Given instruction. Below is a block of records; repeat each one exactly.

Data entries.

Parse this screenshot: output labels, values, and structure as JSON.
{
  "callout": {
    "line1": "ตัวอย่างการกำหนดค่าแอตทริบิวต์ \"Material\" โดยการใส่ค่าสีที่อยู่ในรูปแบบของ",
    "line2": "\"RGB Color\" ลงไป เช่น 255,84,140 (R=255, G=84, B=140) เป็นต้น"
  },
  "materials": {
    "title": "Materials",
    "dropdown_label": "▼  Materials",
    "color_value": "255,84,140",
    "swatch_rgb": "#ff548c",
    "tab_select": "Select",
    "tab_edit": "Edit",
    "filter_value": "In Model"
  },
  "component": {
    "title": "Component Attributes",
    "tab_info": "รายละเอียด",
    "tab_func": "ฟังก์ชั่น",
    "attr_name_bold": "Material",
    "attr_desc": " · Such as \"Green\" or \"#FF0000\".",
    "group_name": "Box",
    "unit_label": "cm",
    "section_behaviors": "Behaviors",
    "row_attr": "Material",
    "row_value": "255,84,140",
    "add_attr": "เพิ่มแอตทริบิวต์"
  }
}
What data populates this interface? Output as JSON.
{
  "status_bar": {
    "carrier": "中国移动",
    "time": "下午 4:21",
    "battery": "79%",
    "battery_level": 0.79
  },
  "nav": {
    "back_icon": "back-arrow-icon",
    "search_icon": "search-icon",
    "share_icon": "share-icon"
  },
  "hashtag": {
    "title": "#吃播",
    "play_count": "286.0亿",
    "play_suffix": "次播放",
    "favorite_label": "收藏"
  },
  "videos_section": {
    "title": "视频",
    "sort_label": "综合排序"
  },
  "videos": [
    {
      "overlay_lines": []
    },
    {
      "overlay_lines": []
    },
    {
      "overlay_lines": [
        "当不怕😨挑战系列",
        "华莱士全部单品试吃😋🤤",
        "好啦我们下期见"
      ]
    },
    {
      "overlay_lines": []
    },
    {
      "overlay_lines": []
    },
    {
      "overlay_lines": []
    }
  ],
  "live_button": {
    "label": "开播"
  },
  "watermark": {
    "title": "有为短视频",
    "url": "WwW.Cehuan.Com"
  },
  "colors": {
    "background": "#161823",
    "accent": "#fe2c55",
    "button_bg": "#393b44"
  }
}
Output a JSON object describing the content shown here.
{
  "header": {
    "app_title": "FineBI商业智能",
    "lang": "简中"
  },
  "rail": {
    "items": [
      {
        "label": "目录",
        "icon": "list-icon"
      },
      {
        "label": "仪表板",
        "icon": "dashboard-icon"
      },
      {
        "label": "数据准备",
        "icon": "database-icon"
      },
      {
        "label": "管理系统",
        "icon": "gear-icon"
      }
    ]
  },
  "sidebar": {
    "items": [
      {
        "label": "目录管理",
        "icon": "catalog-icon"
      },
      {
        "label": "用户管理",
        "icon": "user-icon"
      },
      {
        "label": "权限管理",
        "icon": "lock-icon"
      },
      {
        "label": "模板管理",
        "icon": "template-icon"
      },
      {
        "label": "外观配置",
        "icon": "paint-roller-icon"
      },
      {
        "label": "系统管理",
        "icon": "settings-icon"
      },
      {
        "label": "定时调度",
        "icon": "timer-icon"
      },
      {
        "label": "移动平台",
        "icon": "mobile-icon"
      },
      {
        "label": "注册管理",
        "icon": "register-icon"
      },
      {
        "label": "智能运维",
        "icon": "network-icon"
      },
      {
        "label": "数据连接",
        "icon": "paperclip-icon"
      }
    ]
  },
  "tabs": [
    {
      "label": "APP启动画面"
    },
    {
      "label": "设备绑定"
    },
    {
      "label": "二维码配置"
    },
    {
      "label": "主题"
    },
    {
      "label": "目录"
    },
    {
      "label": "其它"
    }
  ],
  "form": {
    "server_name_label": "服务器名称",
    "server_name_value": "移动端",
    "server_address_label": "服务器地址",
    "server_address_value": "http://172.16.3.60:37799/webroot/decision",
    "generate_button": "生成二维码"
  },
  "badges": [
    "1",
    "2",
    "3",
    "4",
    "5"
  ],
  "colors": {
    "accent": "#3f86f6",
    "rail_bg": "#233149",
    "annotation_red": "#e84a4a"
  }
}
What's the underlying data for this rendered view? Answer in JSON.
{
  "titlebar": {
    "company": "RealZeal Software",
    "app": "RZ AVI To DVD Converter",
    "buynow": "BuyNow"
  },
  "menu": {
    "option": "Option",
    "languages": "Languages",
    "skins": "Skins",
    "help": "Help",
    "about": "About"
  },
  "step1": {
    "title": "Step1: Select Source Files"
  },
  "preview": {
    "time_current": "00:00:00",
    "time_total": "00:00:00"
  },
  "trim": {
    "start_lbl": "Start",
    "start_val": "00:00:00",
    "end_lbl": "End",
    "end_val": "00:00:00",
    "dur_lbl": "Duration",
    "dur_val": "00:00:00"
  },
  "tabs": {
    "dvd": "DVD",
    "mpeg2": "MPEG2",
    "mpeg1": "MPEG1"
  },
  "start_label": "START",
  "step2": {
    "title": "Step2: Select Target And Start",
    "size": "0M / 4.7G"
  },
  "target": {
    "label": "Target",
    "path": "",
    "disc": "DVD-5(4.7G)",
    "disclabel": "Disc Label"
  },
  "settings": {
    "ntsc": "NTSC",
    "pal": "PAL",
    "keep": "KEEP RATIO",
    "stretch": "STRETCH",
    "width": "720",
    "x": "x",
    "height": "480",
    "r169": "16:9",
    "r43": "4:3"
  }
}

Output of the task.
Parse this screenshot: output labels, values, and structure as JSON.
{
  "callout": {
    "line1": "ตัวอย่างการกำหนดค่าแอตทริบิวต์ \"Material\" โดยการใส่ค่าสีที่อยู่ในรูปแบบของ",
    "line2": "\"RGB Color\" ลงไป เช่น 255,84,140 (R=255, G=84, B=140) เป็นต้น"
  },
  "materials": {
    "title": "Materials",
    "dropdown_label": "▼  Materials",
    "color_value": "255,84,140",
    "swatch_rgb": "#ff548c",
    "tab_select": "Select",
    "tab_edit": "Edit",
    "filter_value": "In Model"
  },
  "component": {
    "title": "Component Attributes",
    "tab_info": "รายละเอียด",
    "tab_func": "ฟังก์ชั่น",
    "attr_name_bold": "Material",
    "attr_desc": " · Such as \"Green\" or \"#FF0000\".",
    "group_name": "Box",
    "unit_label": "cm",
    "section_behaviors": "Behaviors",
    "row_attr": "Material",
    "row_value": "255,84,140",
    "add_attr": "เพิ่มแอตทริบิวต์"
  }
}
What data populates this interface? Output as JSON.
{
  "status_bar": {
    "carrier": "中国移动",
    "time": "下午 4:21",
    "battery": "79%",
    "battery_level": 0.79
  },
  "nav": {
    "back_icon": "back-arrow-icon",
    "search_icon": "search-icon",
    "share_icon": "share-icon"
  },
  "hashtag": {
    "title": "#吃播",
    "play_count": "286.0亿",
    "play_suffix": "次播放",
    "favorite_label": "收藏"
  },
  "videos_section": {
    "title": "视频",
    "sort_label": "综合排序"
  },
  "videos": [
    {
      "overlay_lines": []
    },
    {
      "overlay_lines": []
    },
    {
      "overlay_lines": [
        "当不怕😨挑战系列",
        "华莱士全部单品试吃😋🤤",
        "好啦我们下期见"
      ]
    },
    {
      "overlay_lines": []
    },
    {
      "overlay_lines": []
    },
    {
      "overlay_lines": []
    }
  ],
  "live_button": {
    "label": "开播"
  },
  "watermark": {
    "title": "有为短视频",
    "url": "WwW.Cehuan.Com"
  },
  "colors": {
    "background": "#161823",
    "accent": "#fe2c55",
    "button_bg": "#393b44"
  }
}
Output a JSON object describing the content shown here.
{
  "header": {
    "app_title": "FineBI商业智能",
    "lang": "简中"
  },
  "rail": {
    "items": [
      {
        "label": "目录",
        "icon": "list-icon"
      },
      {
        "label": "仪表板",
        "icon": "dashboard-icon"
      },
      {
        "label": "数据准备",
        "icon": "database-icon"
      },
      {
        "label": "管理系统",
        "icon": "gear-icon"
      }
    ]
  },
  "sidebar": {
    "items": [
      {
        "label": "目录管理",
        "icon": "catalog-icon"
      },
      {
        "label": "用户管理",
        "icon": "user-icon"
      },
      {
        "label": "权限管理",
        "icon": "lock-icon"
      },
      {
        "label": "模板管理",
        "icon": "template-icon"
      },
      {
        "label": "外观配置",
        "icon": "paint-roller-icon"
      },
      {
        "label": "系统管理",
        "icon": "settings-icon"
      },
      {
        "label": "定时调度",
        "icon": "timer-icon"
      },
      {
        "label": "移动平台",
        "icon": "mobile-icon"
      },
      {
        "label": "注册管理",
        "icon": "register-icon"
      },
      {
        "label": "智能运维",
        "icon": "network-icon"
      },
      {
        "label": "数据连接",
        "icon": "paperclip-icon"
      }
    ]
  },
  "tabs": [
    {
      "label": "APP启动画面"
    },
    {
      "label": "设备绑定"
    },
    {
      "label": "二维码配置"
    },
    {
      "label": "主题"
    },
    {
      "label": "目录"
    },
    {
      "label": "其它"
    }
  ],
  "form": {
    "server_name_label": "服务器名称",
    "server_name_value": "移动端",
    "server_address_label": "服务器地址",
    "server_address_value": "http://172.16.3.60:37799/webroot/decision",
    "generate_button": "生成二维码"
  },
  "badges": [
    "1",
    "2",
    "3",
    "4",
    "5"
  ],
  "colors": {
    "accent": "#3f86f6",
    "rail_bg": "#233149",
    "annotation_red": "#e84a4a"
  }
}
What's the underlying data for this rendered view? Answer in JSON.
{
  "titlebar": {
    "company": "RealZeal Software",
    "app": "RZ AVI To DVD Converter",
    "buynow": "BuyNow"
  },
  "menu": {
    "option": "Option",
    "languages": "Languages",
    "skins": "Skins",
    "help": "Help",
    "about": "About"
  },
  "step1": {
    "title": "Step1: Select Source Files"
  },
  "preview": {
    "time_current": "00:00:00",
    "time_total": "00:00:00"
  },
  "trim": {
    "start_lbl": "Start",
    "start_val": "00:00:00",
    "end_lbl": "End",
    "end_val": "00:00:00",
    "dur_lbl": "Duration",
    "dur_val": "00:00:00"
  },
  "tabs": {
    "dvd": "DVD",
    "mpeg2": "MPEG2",
    "mpeg1": "MPEG1"
  },
  "start_label": "START",
  "step2": {
    "title": "Step2: Select Target And Start",
    "size": "0M / 4.7G"
  },
  "target": {
    "label": "Target",
    "path": "",
    "disc": "DVD-5(4.7G)",
    "disclabel": "Disc Label"
  },
  "settings": {
    "ntsc": "NTSC",
    "pal": "PAL",
    "keep": "KEEP RATIO",
    "stretch": "STRETCH",
    "width": "720",
    "x": "x",
    "height": "480",
    "r169": "16:9",
    "r43": "4:3"
  }
}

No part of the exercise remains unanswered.